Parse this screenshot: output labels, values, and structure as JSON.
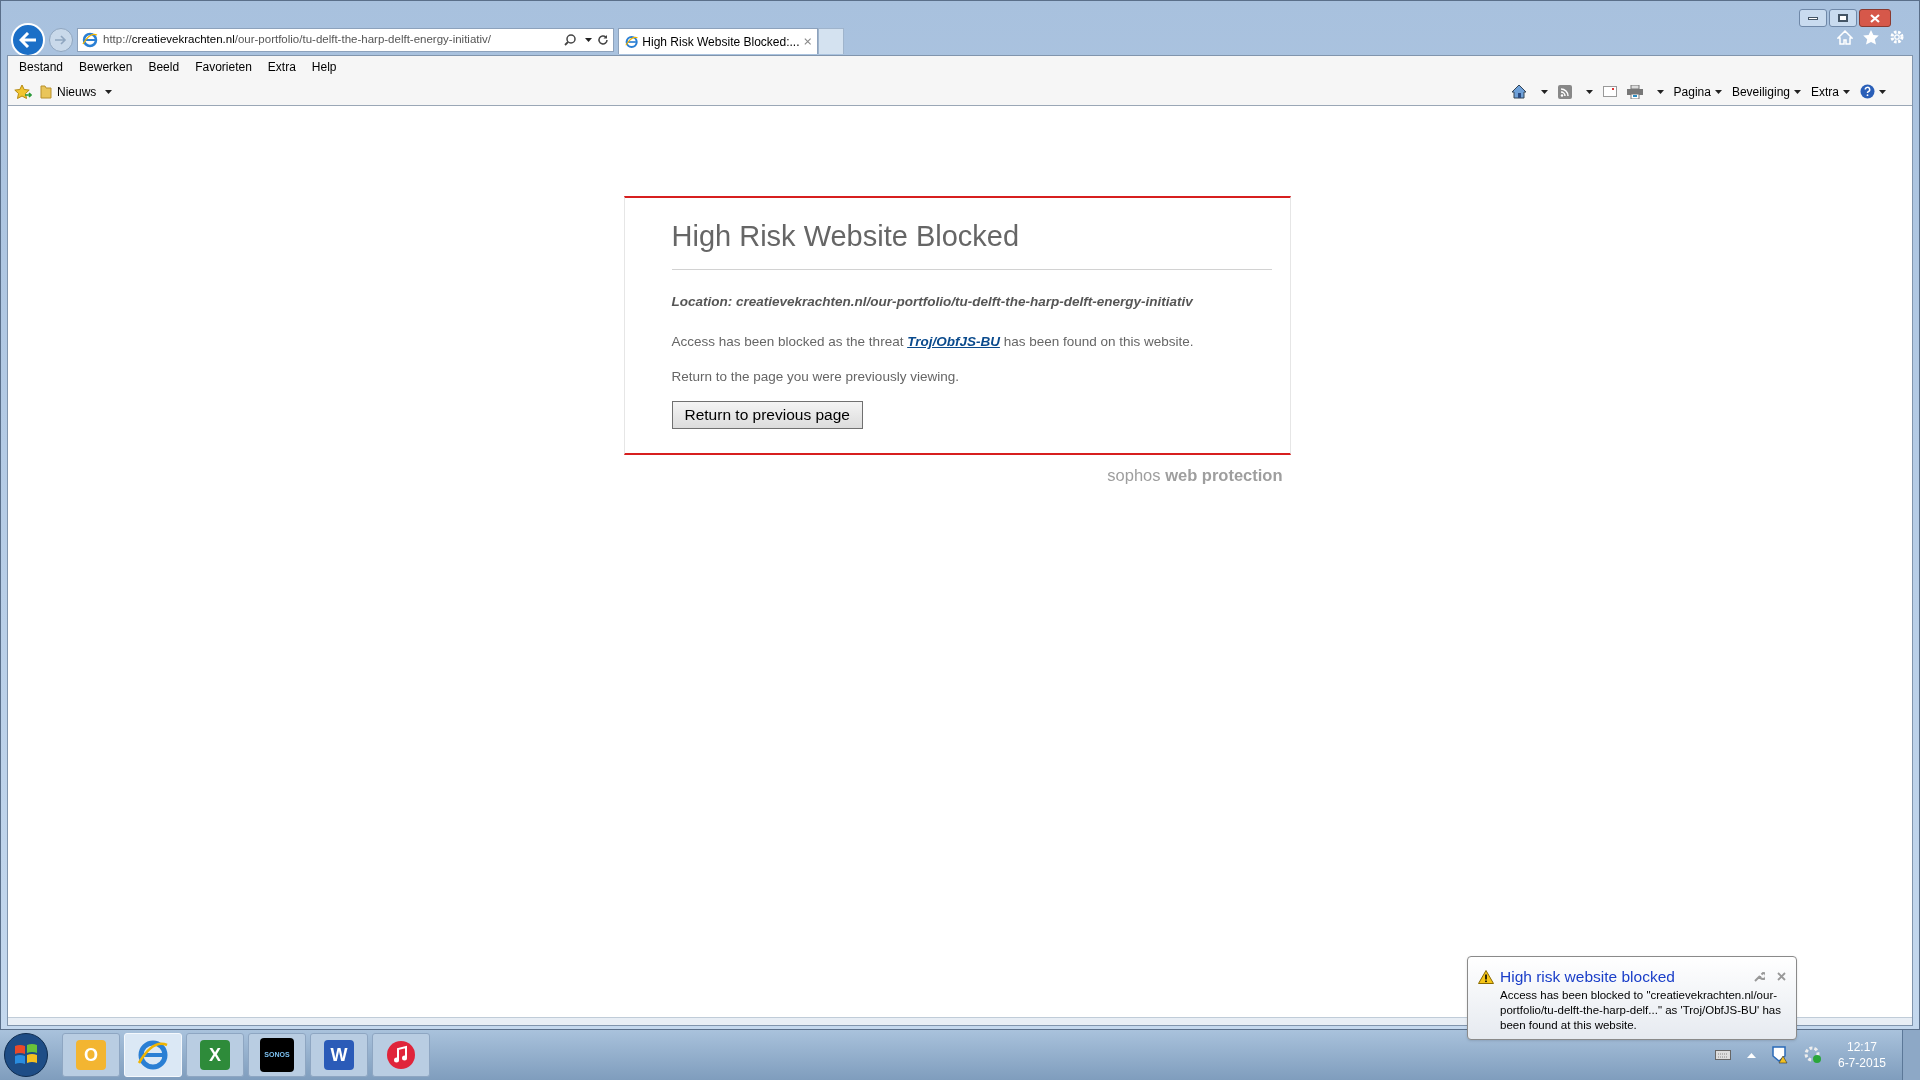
{
  "address_bar": {
    "scheme": "http://",
    "domain": "creatievekrachten.nl",
    "path": "/our-portfolio/tu-delft-the-harp-delft-energy-initiativ/"
  },
  "tabs": [
    {
      "label": "High Risk Website Blocked:...",
      "selected": true
    }
  ],
  "menu": [
    "Bestand",
    "Bewerken",
    "Beeld",
    "Favorieten",
    "Extra",
    "Help"
  ],
  "favorites_bar": {
    "folder": "Nieuws"
  },
  "command_bar": [
    "Pagina",
    "Beveiliging",
    "Extra"
  ],
  "page": {
    "title": "High Risk Website Blocked",
    "location": "Location: creatievekrachten.nl/our-portfolio/tu-delft-the-harp-delft-energy-initiativ",
    "message_before": "Access has been blocked as the threat ",
    "threat": "Troj/ObfJS-BU",
    "message_after": " has been found on this website.",
    "hint": "Return to the page you were previously viewing.",
    "button": "Return to previous page",
    "brand": "sophos",
    "product": "web protection"
  },
  "notification": {
    "title": "High risk website blocked",
    "body": "Access has been blocked to \"creatievekrachten.nl/our-portfolio/tu-delft-the-harp-delf...\" as 'Troj/ObfJS-BU' has been found at this website."
  },
  "taskbar": {
    "apps": [
      {
        "kind": "outlook",
        "glyph": "O",
        "selected": false
      },
      {
        "kind": "browser",
        "selected": true
      },
      {
        "kind": "excel",
        "glyph": "X",
        "selected": false
      },
      {
        "kind": "sonos",
        "glyph": "SONOS",
        "selected": false
      },
      {
        "kind": "word",
        "glyph": "W",
        "selected": false
      },
      {
        "kind": "music",
        "selected": false
      }
    ],
    "time": "12:17",
    "date": "6-7-2015"
  }
}
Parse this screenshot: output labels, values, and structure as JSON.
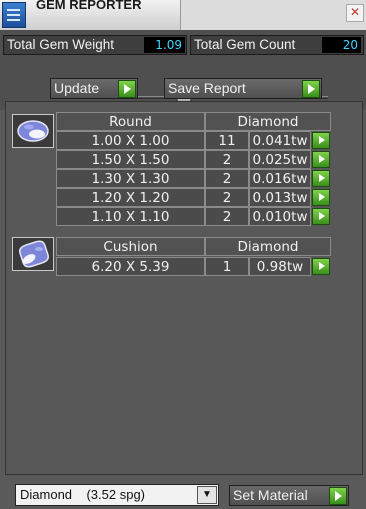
{
  "window": {
    "title": "GEM REPORTER",
    "close_symbol": "✕"
  },
  "stats": {
    "total_weight_label": "Total Gem Weight",
    "total_weight_value": "1.09",
    "total_count_label": "Total Gem Count",
    "total_count_value": "20"
  },
  "actions": {
    "update_label": "Update",
    "save_report_label": "Save Report"
  },
  "groups": [
    {
      "shape": "Round",
      "material": "Diamond",
      "rows": [
        {
          "size": "1.00 X 1.00",
          "count": "11",
          "weight": "0.041tw"
        },
        {
          "size": "1.50 X 1.50",
          "count": "2",
          "weight": "0.025tw"
        },
        {
          "size": "1.30 X 1.30",
          "count": "2",
          "weight": "0.016tw"
        },
        {
          "size": "1.20 X 1.20",
          "count": "2",
          "weight": "0.013tw"
        },
        {
          "size": "1.10 X 1.10",
          "count": "2",
          "weight": "0.010tw"
        }
      ]
    },
    {
      "shape": "Cushion",
      "material": "Diamond",
      "rows": [
        {
          "size": "6.20 X 5.39",
          "count": "1",
          "weight": "0.98tw"
        }
      ]
    }
  ],
  "material_select": {
    "value": "Diamond    (3.52 spg)"
  },
  "set_material_label": "Set Material"
}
———
## What you should do
Copy all the lines of data exactly as they appear, dropping any images.

## Answer to the task
Parse this screenshot: output labels, values, and structure as JSON.
{
  "address_bar": {
    "scheme": "http://",
    "domain": "creatievekrachten.nl",
    "path": "/our-portfolio/tu-delft-the-harp-delft-energy-initiativ/"
  },
  "tabs": [
    {
      "label": "High Risk Website Blocked:...",
      "selected": true
    }
  ],
  "menu": [
    "Bestand",
    "Bewerken",
    "Beeld",
    "Favorieten",
    "Extra",
    "Help"
  ],
  "favorites_bar": {
    "folder": "Nieuws"
  },
  "command_bar": [
    "Pagina",
    "Beveiliging",
    "Extra"
  ],
  "page": {
    "title": "High Risk Website Blocked",
    "location": "Location: creatievekrachten.nl/our-portfolio/tu-delft-the-harp-delft-energy-initiativ",
    "message_before": "Access has been blocked as the threat ",
    "threat": "Troj/ObfJS-BU",
    "message_after": " has been found on this website.",
    "hint": "Return to the page you were previously viewing.",
    "button": "Return to previous page",
    "brand": "sophos",
    "product": "web protection"
  },
  "notification": {
    "title": "High risk website blocked",
    "body": "Access has been blocked to \"creatievekrachten.nl/our-portfolio/tu-delft-the-harp-delf...\" as 'Troj/ObfJS-BU' has been found at this website."
  },
  "taskbar": {
    "apps": [
      {
        "kind": "outlook",
        "glyph": "O",
        "selected": false
      },
      {
        "kind": "browser",
        "selected": true
      },
      {
        "kind": "excel",
        "glyph": "X",
        "selected": false
      },
      {
        "kind": "sonos",
        "glyph": "SONOS",
        "selected": false
      },
      {
        "kind": "word",
        "glyph": "W",
        "selected": false
      },
      {
        "kind": "music",
        "selected": false
      }
    ],
    "time": "12:17",
    "date": "6-7-2015"
  }
}
Parse this screenshot: output labels, values, and structure as JSON.
{
  "window": {
    "title": "GEM REPORTER",
    "close_symbol": "✕"
  },
  "stats": {
    "total_weight_label": "Total Gem Weight",
    "total_weight_value": "1.09",
    "total_count_label": "Total Gem Count",
    "total_count_value": "20"
  },
  "actions": {
    "update_label": "Update",
    "save_report_label": "Save Report"
  },
  "groups": [
    {
      "shape": "Round",
      "material": "Diamond",
      "rows": [
        {
          "size": "1.00 X 1.00",
          "count": "11",
          "weight": "0.041tw"
        },
        {
          "size": "1.50 X 1.50",
          "count": "2",
          "weight": "0.025tw"
        },
        {
          "size": "1.30 X 1.30",
          "count": "2",
          "weight": "0.016tw"
        },
        {
          "size": "1.20 X 1.20",
          "count": "2",
          "weight": "0.013tw"
        },
        {
          "size": "1.10 X 1.10",
          "count": "2",
          "weight": "0.010tw"
        }
      ]
    },
    {
      "shape": "Cushion",
      "material": "Diamond",
      "rows": [
        {
          "size": "6.20 X 5.39",
          "count": "1",
          "weight": "0.98tw"
        }
      ]
    }
  ],
  "material_select": {
    "value": "Diamond    (3.52 spg)"
  },
  "set_material_label": "Set Material"
}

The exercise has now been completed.